• YOUR INSTRUCTIONS: Pick out each line in these entries that contains the string "structured".

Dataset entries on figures

»»

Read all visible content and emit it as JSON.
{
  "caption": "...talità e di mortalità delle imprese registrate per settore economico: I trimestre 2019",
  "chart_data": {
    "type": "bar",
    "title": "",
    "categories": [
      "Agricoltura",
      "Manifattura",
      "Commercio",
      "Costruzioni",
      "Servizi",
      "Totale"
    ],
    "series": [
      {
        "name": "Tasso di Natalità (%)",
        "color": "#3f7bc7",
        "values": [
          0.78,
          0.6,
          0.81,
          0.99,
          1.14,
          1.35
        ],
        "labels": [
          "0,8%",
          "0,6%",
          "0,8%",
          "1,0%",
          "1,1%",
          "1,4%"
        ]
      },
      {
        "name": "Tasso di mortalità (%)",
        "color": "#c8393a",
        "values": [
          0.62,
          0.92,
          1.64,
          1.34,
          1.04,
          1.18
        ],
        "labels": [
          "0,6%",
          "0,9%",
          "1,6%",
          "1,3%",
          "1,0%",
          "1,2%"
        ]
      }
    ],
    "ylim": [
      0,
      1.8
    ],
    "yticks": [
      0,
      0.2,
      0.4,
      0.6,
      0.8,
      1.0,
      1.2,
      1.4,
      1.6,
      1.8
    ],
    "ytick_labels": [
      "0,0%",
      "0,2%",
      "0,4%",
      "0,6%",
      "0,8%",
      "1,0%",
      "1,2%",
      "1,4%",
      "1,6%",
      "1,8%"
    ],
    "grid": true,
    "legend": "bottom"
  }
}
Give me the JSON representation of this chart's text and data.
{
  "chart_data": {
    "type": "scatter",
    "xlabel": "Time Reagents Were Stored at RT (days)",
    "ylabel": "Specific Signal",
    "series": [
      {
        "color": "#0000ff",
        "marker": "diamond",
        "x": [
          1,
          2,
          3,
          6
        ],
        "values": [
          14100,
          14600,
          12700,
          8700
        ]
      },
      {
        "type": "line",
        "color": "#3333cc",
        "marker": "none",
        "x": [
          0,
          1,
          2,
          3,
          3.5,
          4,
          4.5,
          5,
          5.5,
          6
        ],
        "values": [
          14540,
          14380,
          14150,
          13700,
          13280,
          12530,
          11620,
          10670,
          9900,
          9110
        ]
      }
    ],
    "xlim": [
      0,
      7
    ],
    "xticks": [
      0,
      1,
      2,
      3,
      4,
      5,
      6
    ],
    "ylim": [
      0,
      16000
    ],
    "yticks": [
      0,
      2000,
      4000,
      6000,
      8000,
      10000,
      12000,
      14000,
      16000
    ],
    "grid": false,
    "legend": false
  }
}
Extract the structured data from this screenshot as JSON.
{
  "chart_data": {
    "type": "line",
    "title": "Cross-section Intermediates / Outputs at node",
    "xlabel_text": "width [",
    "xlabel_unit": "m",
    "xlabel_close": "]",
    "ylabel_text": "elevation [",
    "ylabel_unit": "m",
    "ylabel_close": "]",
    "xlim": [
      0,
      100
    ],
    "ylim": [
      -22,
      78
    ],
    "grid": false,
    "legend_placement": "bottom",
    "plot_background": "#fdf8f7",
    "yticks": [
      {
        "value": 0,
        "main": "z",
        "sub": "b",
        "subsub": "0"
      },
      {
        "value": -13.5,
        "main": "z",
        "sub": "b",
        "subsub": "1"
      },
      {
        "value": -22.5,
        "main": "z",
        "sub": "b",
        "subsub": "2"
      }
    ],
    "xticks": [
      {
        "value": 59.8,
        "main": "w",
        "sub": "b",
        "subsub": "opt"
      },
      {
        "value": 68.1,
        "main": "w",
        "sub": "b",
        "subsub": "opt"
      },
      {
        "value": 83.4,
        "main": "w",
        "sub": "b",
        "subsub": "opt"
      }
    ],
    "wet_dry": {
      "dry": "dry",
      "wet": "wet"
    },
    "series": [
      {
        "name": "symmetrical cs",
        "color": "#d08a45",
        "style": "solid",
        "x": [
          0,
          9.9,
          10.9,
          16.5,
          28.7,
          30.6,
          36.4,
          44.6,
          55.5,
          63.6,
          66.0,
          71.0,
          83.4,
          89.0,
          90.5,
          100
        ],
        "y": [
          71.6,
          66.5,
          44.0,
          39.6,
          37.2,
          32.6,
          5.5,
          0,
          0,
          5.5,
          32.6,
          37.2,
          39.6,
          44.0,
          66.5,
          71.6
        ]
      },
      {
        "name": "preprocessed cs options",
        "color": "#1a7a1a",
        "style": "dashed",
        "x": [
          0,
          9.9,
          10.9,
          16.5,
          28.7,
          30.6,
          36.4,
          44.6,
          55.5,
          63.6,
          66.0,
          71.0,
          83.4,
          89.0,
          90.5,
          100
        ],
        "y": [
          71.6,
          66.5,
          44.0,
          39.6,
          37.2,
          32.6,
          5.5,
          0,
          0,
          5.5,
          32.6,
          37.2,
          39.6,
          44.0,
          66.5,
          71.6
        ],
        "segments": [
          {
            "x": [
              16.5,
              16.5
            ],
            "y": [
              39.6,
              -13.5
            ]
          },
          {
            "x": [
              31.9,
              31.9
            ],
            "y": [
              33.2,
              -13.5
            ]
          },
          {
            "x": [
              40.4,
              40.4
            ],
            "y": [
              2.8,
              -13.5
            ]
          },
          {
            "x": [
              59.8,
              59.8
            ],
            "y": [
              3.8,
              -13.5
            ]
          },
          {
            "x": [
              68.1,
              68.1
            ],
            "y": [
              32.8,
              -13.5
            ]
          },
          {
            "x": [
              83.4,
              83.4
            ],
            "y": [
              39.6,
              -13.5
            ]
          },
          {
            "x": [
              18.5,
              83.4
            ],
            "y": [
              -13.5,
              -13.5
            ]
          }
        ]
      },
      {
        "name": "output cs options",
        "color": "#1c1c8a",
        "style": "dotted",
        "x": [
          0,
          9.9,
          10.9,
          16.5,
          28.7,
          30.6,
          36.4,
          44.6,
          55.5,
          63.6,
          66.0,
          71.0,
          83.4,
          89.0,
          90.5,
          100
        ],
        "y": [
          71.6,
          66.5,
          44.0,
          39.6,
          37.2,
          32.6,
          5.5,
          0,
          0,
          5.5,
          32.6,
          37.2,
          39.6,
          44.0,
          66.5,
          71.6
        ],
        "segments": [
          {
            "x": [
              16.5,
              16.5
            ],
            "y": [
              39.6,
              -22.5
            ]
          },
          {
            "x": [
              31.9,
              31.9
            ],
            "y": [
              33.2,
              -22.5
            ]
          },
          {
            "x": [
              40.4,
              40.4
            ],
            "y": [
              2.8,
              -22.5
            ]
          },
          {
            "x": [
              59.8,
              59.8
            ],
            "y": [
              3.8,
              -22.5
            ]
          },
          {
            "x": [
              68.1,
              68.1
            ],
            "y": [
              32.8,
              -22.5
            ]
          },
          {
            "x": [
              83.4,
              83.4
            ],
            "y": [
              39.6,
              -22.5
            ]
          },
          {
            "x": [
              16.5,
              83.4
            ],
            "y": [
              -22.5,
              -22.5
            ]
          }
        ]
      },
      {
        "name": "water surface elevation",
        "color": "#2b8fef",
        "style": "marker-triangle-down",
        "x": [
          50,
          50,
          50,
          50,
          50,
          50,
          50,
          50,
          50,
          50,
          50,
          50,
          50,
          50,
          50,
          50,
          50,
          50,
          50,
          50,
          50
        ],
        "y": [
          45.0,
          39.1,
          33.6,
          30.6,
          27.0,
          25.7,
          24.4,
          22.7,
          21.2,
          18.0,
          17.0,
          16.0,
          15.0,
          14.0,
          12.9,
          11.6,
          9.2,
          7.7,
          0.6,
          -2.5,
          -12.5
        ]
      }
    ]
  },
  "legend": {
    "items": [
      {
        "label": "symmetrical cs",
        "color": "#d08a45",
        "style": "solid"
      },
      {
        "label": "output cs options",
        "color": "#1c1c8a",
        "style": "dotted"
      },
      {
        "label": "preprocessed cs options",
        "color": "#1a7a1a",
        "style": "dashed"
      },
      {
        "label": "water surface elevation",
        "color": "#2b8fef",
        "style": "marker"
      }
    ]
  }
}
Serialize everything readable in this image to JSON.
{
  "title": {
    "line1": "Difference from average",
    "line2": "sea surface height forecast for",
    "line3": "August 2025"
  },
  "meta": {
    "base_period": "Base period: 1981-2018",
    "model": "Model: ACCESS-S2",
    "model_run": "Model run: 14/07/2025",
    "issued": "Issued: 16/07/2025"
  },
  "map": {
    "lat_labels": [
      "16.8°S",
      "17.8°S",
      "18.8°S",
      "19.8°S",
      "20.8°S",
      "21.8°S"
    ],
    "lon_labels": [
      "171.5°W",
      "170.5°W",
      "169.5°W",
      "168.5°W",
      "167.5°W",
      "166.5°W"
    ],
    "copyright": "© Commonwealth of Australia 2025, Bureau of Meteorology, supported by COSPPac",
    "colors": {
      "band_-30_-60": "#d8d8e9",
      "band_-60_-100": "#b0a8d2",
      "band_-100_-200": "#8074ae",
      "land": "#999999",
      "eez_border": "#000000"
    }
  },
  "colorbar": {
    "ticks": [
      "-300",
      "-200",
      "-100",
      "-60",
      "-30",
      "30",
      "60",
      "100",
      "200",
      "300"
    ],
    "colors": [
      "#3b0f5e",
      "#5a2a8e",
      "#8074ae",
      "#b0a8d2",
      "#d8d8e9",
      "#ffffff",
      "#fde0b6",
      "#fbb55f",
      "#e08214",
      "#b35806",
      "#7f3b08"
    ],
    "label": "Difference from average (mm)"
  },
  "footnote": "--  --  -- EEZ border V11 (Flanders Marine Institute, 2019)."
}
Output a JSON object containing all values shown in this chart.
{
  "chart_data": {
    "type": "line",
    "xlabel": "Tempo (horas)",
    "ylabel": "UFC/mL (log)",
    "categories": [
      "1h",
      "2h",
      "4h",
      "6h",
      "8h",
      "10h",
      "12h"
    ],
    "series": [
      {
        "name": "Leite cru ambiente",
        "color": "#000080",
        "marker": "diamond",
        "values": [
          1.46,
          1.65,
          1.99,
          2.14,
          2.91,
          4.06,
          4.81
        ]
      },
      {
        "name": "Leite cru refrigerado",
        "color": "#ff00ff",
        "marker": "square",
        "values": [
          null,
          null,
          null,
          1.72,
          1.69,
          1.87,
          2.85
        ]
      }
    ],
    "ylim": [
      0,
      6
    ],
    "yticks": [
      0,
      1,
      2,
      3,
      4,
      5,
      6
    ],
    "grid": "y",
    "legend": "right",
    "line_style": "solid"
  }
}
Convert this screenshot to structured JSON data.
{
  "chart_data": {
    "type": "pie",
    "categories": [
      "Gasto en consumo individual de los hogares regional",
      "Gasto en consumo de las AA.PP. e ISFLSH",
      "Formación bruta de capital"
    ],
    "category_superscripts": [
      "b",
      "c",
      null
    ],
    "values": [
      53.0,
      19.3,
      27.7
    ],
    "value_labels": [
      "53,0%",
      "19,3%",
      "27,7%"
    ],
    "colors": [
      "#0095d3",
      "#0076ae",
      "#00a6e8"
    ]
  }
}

««

• WRITTEN RESPONSE:
Extract the structured data from this screenshot as JSON.
Convert this screenshot to structured JSON data.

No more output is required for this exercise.